◆ STATED PROBLEM: Determine the number of lines in the data that include the word "text", and write only that number.

>> START ENTRIES SUPPLIED

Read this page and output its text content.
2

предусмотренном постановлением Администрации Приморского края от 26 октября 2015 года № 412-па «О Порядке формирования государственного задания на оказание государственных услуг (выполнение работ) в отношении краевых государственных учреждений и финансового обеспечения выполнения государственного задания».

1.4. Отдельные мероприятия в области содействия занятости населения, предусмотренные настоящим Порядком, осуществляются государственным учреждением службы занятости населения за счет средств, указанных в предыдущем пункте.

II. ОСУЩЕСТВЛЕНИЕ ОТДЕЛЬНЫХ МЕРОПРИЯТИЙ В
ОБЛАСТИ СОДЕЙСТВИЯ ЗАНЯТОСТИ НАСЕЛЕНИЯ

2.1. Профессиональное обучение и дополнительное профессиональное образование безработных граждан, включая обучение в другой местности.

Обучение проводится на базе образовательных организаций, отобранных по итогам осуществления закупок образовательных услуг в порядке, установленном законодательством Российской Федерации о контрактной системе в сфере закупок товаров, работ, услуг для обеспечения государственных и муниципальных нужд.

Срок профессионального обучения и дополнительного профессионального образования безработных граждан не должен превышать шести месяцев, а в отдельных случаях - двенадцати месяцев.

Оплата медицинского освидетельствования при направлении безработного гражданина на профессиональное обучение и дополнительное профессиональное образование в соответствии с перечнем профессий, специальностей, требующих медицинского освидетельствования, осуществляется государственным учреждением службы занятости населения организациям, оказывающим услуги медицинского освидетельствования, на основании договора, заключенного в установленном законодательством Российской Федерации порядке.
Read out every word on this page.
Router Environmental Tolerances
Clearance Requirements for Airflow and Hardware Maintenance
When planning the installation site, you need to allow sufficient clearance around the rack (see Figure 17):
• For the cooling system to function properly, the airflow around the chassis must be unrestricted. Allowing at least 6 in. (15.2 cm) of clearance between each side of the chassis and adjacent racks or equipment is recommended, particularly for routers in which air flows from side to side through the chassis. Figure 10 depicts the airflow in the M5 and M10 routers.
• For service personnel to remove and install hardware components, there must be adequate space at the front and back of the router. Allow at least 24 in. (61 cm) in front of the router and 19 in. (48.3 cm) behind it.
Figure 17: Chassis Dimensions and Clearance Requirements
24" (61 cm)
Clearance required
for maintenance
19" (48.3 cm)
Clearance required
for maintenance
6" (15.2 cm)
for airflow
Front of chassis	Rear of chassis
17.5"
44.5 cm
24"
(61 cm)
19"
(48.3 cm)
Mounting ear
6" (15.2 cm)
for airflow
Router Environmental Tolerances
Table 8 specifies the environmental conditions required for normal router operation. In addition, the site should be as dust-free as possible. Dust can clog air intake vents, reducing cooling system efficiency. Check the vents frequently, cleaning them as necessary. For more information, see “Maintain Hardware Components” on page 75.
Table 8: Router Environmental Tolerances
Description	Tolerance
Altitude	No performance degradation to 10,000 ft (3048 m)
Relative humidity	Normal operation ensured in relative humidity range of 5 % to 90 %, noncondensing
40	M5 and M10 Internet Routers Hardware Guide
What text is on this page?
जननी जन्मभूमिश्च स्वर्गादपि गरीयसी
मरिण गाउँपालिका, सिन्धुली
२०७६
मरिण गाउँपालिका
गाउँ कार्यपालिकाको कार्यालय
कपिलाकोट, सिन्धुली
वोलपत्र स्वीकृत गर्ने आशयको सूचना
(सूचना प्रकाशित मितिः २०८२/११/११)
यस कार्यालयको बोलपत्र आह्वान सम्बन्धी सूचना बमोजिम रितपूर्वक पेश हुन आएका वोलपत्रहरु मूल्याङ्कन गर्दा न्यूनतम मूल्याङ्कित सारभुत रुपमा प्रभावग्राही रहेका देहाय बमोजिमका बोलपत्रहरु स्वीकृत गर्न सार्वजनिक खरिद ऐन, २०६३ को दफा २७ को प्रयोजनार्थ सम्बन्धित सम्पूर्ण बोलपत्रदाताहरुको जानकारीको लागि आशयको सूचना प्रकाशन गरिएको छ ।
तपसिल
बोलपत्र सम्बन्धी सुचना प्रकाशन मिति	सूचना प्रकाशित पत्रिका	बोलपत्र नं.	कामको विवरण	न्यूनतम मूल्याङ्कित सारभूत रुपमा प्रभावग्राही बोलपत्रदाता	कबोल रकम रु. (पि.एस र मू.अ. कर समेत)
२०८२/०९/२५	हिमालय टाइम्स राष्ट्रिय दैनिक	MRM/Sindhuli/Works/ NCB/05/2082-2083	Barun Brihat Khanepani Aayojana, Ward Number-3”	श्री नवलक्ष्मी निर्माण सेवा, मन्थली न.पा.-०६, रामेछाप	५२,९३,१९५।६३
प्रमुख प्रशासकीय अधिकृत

>> END ENTRIES SUPPLIED

◆ CORRECT ANSWER: 2